▶ _Consigne 1_
Reprenez mot pour mot, dans l'extrait, le passage qui va de "En fin de saison, oui." jusqu'à "de cette fermeture.".
▶ _Consigne 2_
Selon l'extrait, quelles personnes du club la personne interrogée dit-elle connaître ? Donnez-les toutes.

En fin de saison, oui. C’est le club de mon coeur. Je connais tout le monde là-bas, du jardinier au président en passant par les supporters. Ma belle-famille vient de là et j’y retourne régulièrement puisque je suis installé à Maasmechelen. J’étais de retour à la maison, j’étais donc heureux. Et aujourd’hui encore, je remercie toujours ce club de m’avoir relancé.

La fermeture de Ford Genk t’a-t-elle touché ?

Bien sûr car je connaissais énormément de personnes qui y travaillaient. Et puis je suis issu d’un milieu populaire, mon père est ouvrier, comme mon frère et beaucoup de mes amis. Je comprends leur situation. La vie est devenue extrêmement chère et des familles entières vont souffrir de cette fermeture.

De ton côté, tu as gagné très jeune énormément d’argent. Est-ce qu’avec le recul tu juges cela dangereux ?

Oui. Il faut être entouré des bonnes personnes pour gérer de tels montants.

▶ _Données_

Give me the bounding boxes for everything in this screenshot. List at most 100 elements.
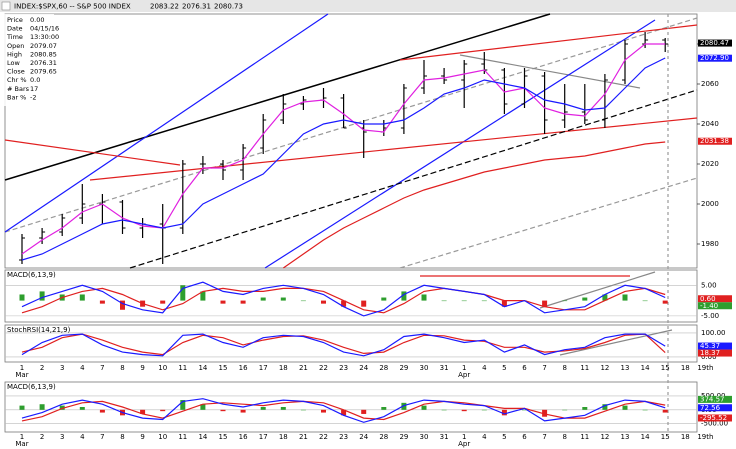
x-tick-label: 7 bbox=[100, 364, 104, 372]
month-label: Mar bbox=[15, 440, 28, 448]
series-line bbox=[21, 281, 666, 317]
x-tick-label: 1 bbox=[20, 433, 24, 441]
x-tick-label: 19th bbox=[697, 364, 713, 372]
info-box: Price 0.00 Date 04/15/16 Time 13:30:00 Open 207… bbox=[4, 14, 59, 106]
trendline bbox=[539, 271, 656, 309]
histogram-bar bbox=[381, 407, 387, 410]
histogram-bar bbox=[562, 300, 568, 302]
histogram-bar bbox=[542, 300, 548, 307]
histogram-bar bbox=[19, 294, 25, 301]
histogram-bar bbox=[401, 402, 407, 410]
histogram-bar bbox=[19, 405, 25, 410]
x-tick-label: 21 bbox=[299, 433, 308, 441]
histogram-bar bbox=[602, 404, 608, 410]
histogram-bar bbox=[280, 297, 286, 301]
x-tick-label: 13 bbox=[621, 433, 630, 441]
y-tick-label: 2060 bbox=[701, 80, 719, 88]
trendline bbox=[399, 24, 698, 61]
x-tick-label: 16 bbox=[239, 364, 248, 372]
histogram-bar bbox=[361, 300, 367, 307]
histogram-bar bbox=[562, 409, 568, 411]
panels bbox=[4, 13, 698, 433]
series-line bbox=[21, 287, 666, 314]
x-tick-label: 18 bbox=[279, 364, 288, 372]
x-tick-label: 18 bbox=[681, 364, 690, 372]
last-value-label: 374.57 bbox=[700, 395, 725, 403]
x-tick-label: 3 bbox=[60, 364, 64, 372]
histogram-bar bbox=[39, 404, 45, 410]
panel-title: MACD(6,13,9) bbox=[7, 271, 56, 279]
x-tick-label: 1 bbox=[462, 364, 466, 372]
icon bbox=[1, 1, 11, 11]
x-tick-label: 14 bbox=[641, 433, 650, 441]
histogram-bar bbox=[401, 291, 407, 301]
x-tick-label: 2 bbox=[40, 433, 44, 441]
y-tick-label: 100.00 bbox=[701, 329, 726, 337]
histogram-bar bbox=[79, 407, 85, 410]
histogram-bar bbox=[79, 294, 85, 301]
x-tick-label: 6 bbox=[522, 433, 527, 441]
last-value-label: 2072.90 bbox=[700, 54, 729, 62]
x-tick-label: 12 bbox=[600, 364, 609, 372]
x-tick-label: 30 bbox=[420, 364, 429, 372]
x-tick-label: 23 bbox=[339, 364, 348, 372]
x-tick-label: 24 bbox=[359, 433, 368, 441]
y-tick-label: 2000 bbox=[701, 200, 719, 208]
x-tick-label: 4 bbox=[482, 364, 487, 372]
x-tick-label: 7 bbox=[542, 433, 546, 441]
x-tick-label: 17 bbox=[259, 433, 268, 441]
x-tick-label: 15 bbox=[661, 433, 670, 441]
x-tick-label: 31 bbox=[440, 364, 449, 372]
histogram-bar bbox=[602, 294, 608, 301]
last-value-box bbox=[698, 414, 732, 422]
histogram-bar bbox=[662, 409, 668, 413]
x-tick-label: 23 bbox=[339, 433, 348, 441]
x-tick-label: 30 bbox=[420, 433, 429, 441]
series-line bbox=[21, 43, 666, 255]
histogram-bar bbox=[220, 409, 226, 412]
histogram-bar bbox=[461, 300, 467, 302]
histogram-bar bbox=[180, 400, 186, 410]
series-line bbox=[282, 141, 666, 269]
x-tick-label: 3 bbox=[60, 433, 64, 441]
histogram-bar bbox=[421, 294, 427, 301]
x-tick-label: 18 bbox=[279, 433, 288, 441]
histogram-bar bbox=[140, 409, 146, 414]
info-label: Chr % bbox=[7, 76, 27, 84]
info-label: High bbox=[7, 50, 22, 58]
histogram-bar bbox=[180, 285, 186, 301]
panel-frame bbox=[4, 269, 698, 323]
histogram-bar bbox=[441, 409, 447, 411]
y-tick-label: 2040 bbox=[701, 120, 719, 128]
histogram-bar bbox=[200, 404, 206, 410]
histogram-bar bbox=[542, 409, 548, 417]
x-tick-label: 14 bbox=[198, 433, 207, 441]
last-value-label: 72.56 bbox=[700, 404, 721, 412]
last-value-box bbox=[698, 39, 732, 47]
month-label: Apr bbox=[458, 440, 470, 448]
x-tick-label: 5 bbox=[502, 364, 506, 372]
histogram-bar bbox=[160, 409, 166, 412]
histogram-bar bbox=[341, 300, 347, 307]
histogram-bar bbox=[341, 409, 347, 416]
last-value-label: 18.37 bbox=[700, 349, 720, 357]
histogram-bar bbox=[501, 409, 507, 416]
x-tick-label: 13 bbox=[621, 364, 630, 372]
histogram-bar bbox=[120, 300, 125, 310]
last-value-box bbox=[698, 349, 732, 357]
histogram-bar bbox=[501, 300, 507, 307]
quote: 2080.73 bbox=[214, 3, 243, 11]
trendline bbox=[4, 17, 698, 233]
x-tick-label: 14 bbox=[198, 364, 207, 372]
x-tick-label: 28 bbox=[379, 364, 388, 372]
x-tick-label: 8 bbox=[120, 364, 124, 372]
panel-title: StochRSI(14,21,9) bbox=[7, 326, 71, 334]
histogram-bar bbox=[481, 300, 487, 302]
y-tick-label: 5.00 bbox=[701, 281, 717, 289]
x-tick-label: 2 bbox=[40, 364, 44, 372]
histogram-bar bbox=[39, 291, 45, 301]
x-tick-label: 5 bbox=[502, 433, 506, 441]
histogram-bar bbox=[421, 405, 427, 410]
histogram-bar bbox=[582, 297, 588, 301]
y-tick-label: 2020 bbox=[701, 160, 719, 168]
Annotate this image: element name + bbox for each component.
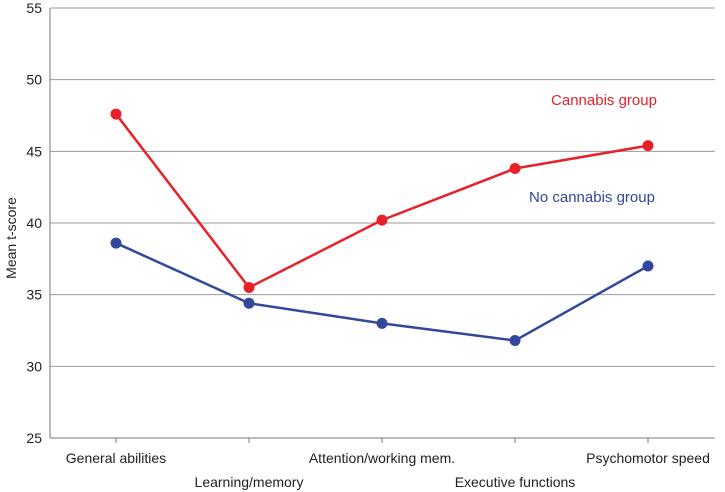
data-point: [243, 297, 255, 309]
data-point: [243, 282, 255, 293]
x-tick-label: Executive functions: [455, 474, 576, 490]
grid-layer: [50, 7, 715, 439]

▶ _Réponse 1_
En fin de saison, oui. C’est le club de mon coeur. Je connais tout le monde là-bas, du jardinier au président en passant par les supporters. Ma belle-famille vient de là et j’y retourne régulièrement puisque je suis installé à Maasmechelen. J’étais de retour à la maison, j’étais donc heureux. Et aujourd’hui encore, je remercie toujours ce club de m’avoir relancé.

La fermeture de Ford Genk t’a-t-elle touché ?

Bien sûr car je connaissais énormément de personnes qui y travaillaient. Et puis je suis issu d’un milieu populaire, mon père est ouvrier, comme mon frère et beaucoup de mes amis. Je comprends leur situation. La vie est devenue extrêmement chère et des familles entières vont souffrir de cette fermeture.

▶ _Réponse 2_
- le jardinier
- le président
- les supporters